WHAT THIS TASK INVOLVES: Each record below should be output verbatim, without pictures.

Entries with figure data:
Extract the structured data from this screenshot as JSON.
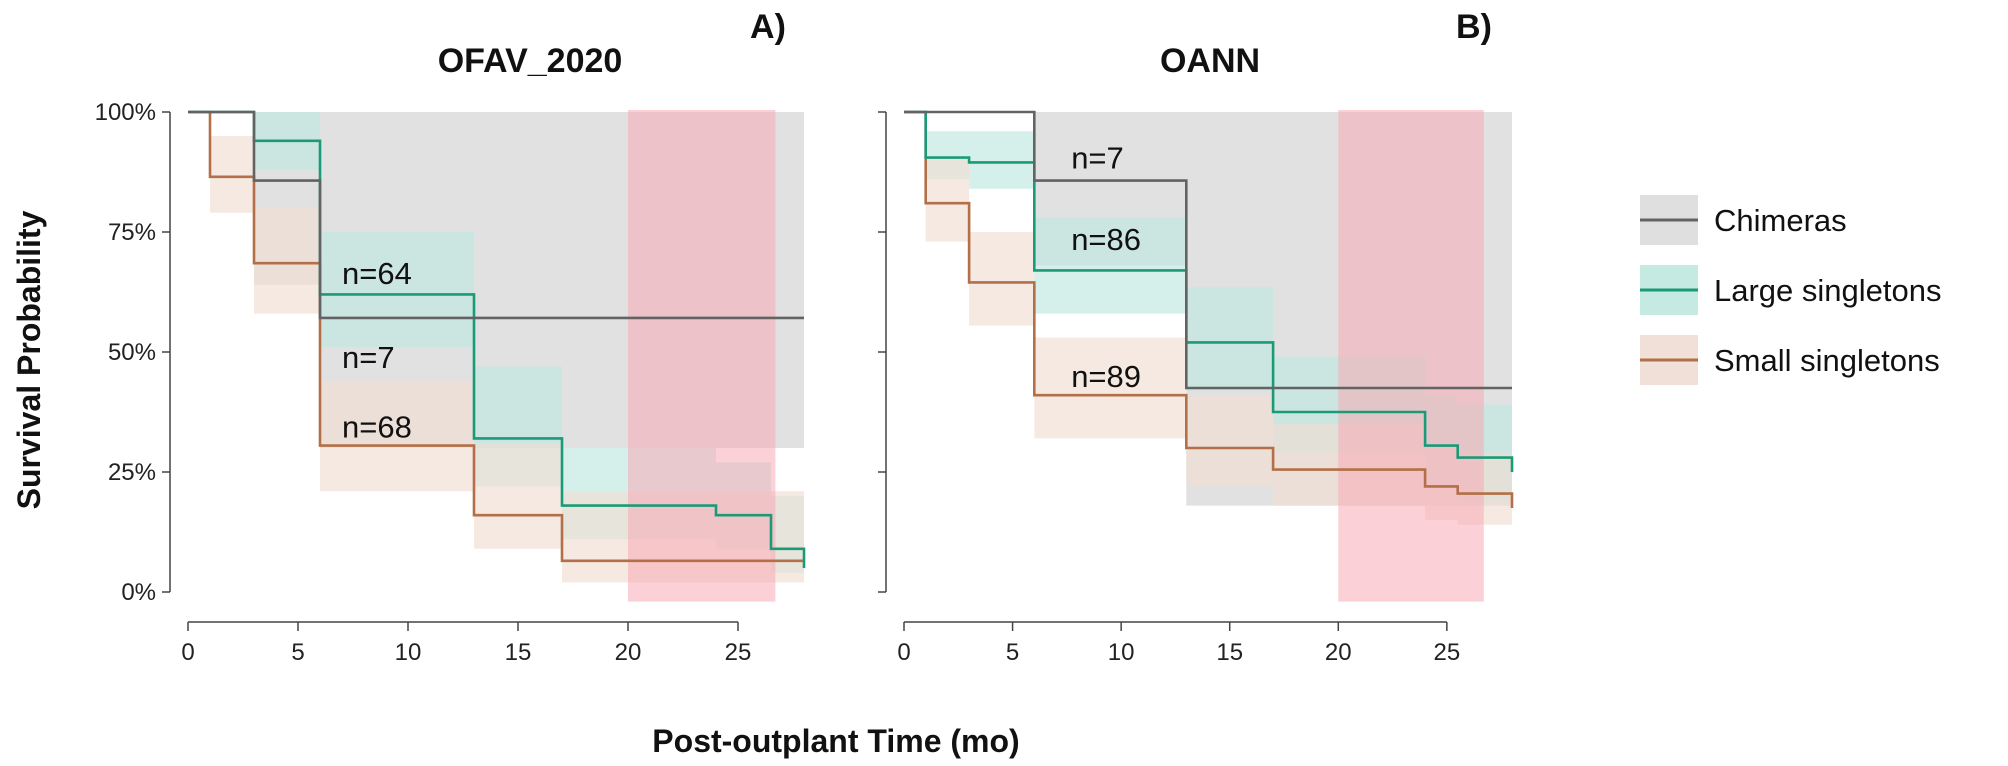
{
  "figure": {
    "xlabel": "Post-outplant Time (mo)",
    "ylabel": "Survival Probability"
  },
  "colors": {
    "chimeras": "#636363",
    "large": "#1b9a78",
    "small": "#b36f47",
    "chimeras_band": "#dcdcdc",
    "large_band": "#bfe8de",
    "small_band": "#f0ddd3",
    "highlight": "#f7a9b4"
  },
  "legend": {
    "placement": "right",
    "items": [
      {
        "key": "chimeras",
        "label": "Chimeras"
      },
      {
        "key": "large",
        "label": "Large singletons"
      },
      {
        "key": "small",
        "label": "Small singletons"
      }
    ]
  },
  "chart_data": [
    {
      "type": "line",
      "step": true,
      "title": "OFAV_2020",
      "panel_label": "A)",
      "xlim": [
        0,
        28
      ],
      "ylim": [
        0,
        1
      ],
      "xticks": [
        0,
        5,
        10,
        15,
        20,
        25
      ],
      "xtick_labels": [
        "0",
        "5",
        "10",
        "15",
        "20",
        "25"
      ],
      "yticks": [
        0,
        0.25,
        0.5,
        0.75,
        1
      ],
      "ytick_labels": [
        "0%",
        "25%",
        "50%",
        "75%",
        "100%"
      ],
      "highlight_range": [
        20,
        26.7
      ],
      "series": [
        {
          "key": "chimeras",
          "name": "Chimeras",
          "x": [
            0,
            3,
            6,
            28
          ],
          "y": [
            1.0,
            0.857,
            0.571,
            0.571
          ],
          "lower": [
            1.0,
            0.64,
            0.3,
            0.3
          ],
          "upper": [
            1.0,
            1.0,
            1.0,
            1.0
          ]
        },
        {
          "key": "large",
          "name": "Large singletons",
          "x": [
            0,
            3,
            6,
            13,
            17,
            24,
            26.5,
            28
          ],
          "y": [
            1.0,
            0.94,
            0.62,
            0.32,
            0.18,
            0.16,
            0.09,
            0.05
          ],
          "lower": [
            1.0,
            0.88,
            0.51,
            0.22,
            0.11,
            0.09,
            0.04,
            0.02
          ],
          "upper": [
            1.0,
            1.0,
            0.75,
            0.47,
            0.3,
            0.27,
            0.2,
            0.16
          ]
        },
        {
          "key": "small",
          "name": "Small singletons",
          "x": [
            0,
            1,
            3,
            6,
            13,
            17,
            28
          ],
          "y": [
            1.0,
            0.865,
            0.685,
            0.305,
            0.16,
            0.065,
            0.065
          ],
          "lower": [
            1.0,
            0.79,
            0.58,
            0.21,
            0.09,
            0.02,
            0.02
          ],
          "upper": [
            1.0,
            0.95,
            0.8,
            0.44,
            0.31,
            0.21,
            0.21
          ]
        }
      ],
      "annotations": [
        {
          "text": "n=64",
          "x": 7,
          "y": 0.665
        },
        {
          "text": "n=7",
          "x": 7,
          "y": 0.49
        },
        {
          "text": "n=68",
          "x": 7,
          "y": 0.345
        }
      ]
    },
    {
      "type": "line",
      "step": true,
      "title": "OANN",
      "panel_label": "B)",
      "xlim": [
        0,
        28
      ],
      "ylim": [
        0,
        1
      ],
      "xticks": [
        0,
        5,
        10,
        15,
        20,
        25
      ],
      "xtick_labels": [
        "0",
        "5",
        "10",
        "15",
        "20",
        "25"
      ],
      "yticks": [
        0,
        0.25,
        0.5,
        0.75,
        1
      ],
      "ytick_labels": [
        "",
        "",
        "",
        "",
        ""
      ],
      "highlight_range": [
        20,
        26.7
      ],
      "series": [
        {
          "key": "chimeras",
          "name": "Chimeras",
          "x": [
            0,
            6,
            13,
            28
          ],
          "y": [
            1.0,
            0.857,
            0.425,
            0.425
          ],
          "lower": [
            1.0,
            0.68,
            0.18,
            0.18
          ],
          "upper": [
            1.0,
            1.0,
            1.0,
            1.0
          ]
        },
        {
          "key": "large",
          "name": "Large singletons",
          "x": [
            0,
            1,
            3,
            6,
            13,
            17,
            24,
            25.5,
            28
          ],
          "y": [
            1.0,
            0.905,
            0.895,
            0.67,
            0.52,
            0.375,
            0.305,
            0.28,
            0.25
          ],
          "lower": [
            1.0,
            0.86,
            0.84,
            0.58,
            0.42,
            0.29,
            0.22,
            0.19,
            0.17
          ],
          "upper": [
            1.0,
            0.96,
            0.96,
            0.78,
            0.635,
            0.49,
            0.41,
            0.39,
            0.36
          ]
        },
        {
          "key": "small",
          "name": "Small singletons",
          "x": [
            0,
            1,
            3,
            6,
            13,
            17,
            24,
            25.5,
            28
          ],
          "y": [
            1.0,
            0.81,
            0.645,
            0.41,
            0.3,
            0.255,
            0.22,
            0.205,
            0.175
          ],
          "lower": [
            1.0,
            0.73,
            0.555,
            0.32,
            0.22,
            0.18,
            0.15,
            0.14,
            0.12
          ],
          "upper": [
            1.0,
            0.9,
            0.75,
            0.53,
            0.41,
            0.35,
            0.31,
            0.29,
            0.26
          ]
        }
      ],
      "annotations": [
        {
          "text": "n=7",
          "x": 7.7,
          "y": 0.905
        },
        {
          "text": "n=86",
          "x": 7.7,
          "y": 0.735
        },
        {
          "text": "n=89",
          "x": 7.7,
          "y": 0.45
        }
      ]
    }
  ]
}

EXERCISE ANSWER:
Extract the structured data from this screenshot as JSON.
{
  "figure": {
    "xlabel": "Post-outplant Time (mo)",
    "ylabel": "Survival Probability"
  },
  "colors": {
    "chimeras": "#636363",
    "large": "#1b9a78",
    "small": "#b36f47",
    "chimeras_band": "#dcdcdc",
    "large_band": "#bfe8de",
    "small_band": "#f0ddd3",
    "highlight": "#f7a9b4"
  },
  "legend": {
    "placement": "right",
    "items": [
      {
        "key": "chimeras",
        "label": "Chimeras"
      },
      {
        "key": "large",
        "label": "Large singletons"
      },
      {
        "key": "small",
        "label": "Small singletons"
      }
    ]
  },
  "chart_data": [
    {
      "type": "line",
      "step": true,
      "title": "OFAV_2020",
      "panel_label": "A)",
      "xlim": [
        0,
        28
      ],
      "ylim": [
        0,
        1
      ],
      "xticks": [
        0,
        5,
        10,
        15,
        20,
        25
      ],
      "xtick_labels": [
        "0",
        "5",
        "10",
        "15",
        "20",
        "25"
      ],
      "yticks": [
        0,
        0.25,
        0.5,
        0.75,
        1
      ],
      "ytick_labels": [
        "0%",
        "25%",
        "50%",
        "75%",
        "100%"
      ],
      "highlight_range": [
        20,
        26.7
      ],
      "series": [
        {
          "key": "chimeras",
          "name": "Chimeras",
          "x": [
            0,
            3,
            6,
            28
          ],
          "y": [
            1.0,
            0.857,
            0.571,
            0.571
          ],
          "lower": [
            1.0,
            0.64,
            0.3,
            0.3
          ],
          "upper": [
            1.0,
            1.0,
            1.0,
            1.0
          ]
        },
        {
          "key": "large",
          "name": "Large singletons",
          "x": [
            0,
            3,
            6,
            13,
            17,
            24,
            26.5,
            28
          ],
          "y": [
            1.0,
            0.94,
            0.62,
            0.32,
            0.18,
            0.16,
            0.09,
            0.05
          ],
          "lower": [
            1.0,
            0.88,
            0.51,
            0.22,
            0.11,
            0.09,
            0.04,
            0.02
          ],
          "upper": [
            1.0,
            1.0,
            0.75,
            0.47,
            0.3,
            0.27,
            0.2,
            0.16
          ]
        },
        {
          "key": "small",
          "name": "Small singletons",
          "x": [
            0,
            1,
            3,
            6,
            13,
            17,
            28
          ],
          "y": [
            1.0,
            0.865,
            0.685,
            0.305,
            0.16,
            0.065,
            0.065
          ],
          "lower": [
            1.0,
            0.79,
            0.58,
            0.21,
            0.09,
            0.02,
            0.02
          ],
          "upper": [
            1.0,
            0.95,
            0.8,
            0.44,
            0.31,
            0.21,
            0.21
          ]
        }
      ],
      "annotations": [
        {
          "text": "n=64",
          "x": 7,
          "y": 0.665
        },
        {
          "text": "n=7",
          "x": 7,
          "y": 0.49
        },
        {
          "text": "n=68",
          "x": 7,
          "y": 0.345
        }
      ]
    },
    {
      "type": "line",
      "step": true,
      "title": "OANN",
      "panel_label": "B)",
      "xlim": [
        0,
        28
      ],
      "ylim": [
        0,
        1
      ],
      "xticks": [
        0,
        5,
        10,
        15,
        20,
        25
      ],
      "xtick_labels": [
        "0",
        "5",
        "10",
        "15",
        "20",
        "25"
      ],
      "yticks": [
        0,
        0.25,
        0.5,
        0.75,
        1
      ],
      "ytick_labels": [
        "",
        "",
        "",
        "",
        ""
      ],
      "highlight_range": [
        20,
        26.7
      ],
      "series": [
        {
          "key": "chimeras",
          "name": "Chimeras",
          "x": [
            0,
            6,
            13,
            28
          ],
          "y": [
            1.0,
            0.857,
            0.425,
            0.425
          ],
          "lower": [
            1.0,
            0.68,
            0.18,
            0.18
          ],
          "upper": [
            1.0,
            1.0,
            1.0,
            1.0
          ]
        },
        {
          "key": "large",
          "name": "Large singletons",
          "x": [
            0,
            1,
            3,
            6,
            13,
            17,
            24,
            25.5,
            28
          ],
          "y": [
            1.0,
            0.905,
            0.895,
            0.67,
            0.52,
            0.375,
            0.305,
            0.28,
            0.25
          ],
          "lower": [
            1.0,
            0.86,
            0.84,
            0.58,
            0.42,
            0.29,
            0.22,
            0.19,
            0.17
          ],
          "upper": [
            1.0,
            0.96,
            0.96,
            0.78,
            0.635,
            0.49,
            0.41,
            0.39,
            0.36
          ]
        },
        {
          "key": "small",
          "name": "Small singletons",
          "x": [
            0,
            1,
            3,
            6,
            13,
            17,
            24,
            25.5,
            28
          ],
          "y": [
            1.0,
            0.81,
            0.645,
            0.41,
            0.3,
            0.255,
            0.22,
            0.205,
            0.175
          ],
          "lower": [
            1.0,
            0.73,
            0.555,
            0.32,
            0.22,
            0.18,
            0.15,
            0.14,
            0.12
          ],
          "upper": [
            1.0,
            0.9,
            0.75,
            0.53,
            0.41,
            0.35,
            0.31,
            0.29,
            0.26
          ]
        }
      ],
      "annotations": [
        {
          "text": "n=7",
          "x": 7.7,
          "y": 0.905
        },
        {
          "text": "n=86",
          "x": 7.7,
          "y": 0.735
        },
        {
          "text": "n=89",
          "x": 7.7,
          "y": 0.45
        }
      ]
    }
  ]
}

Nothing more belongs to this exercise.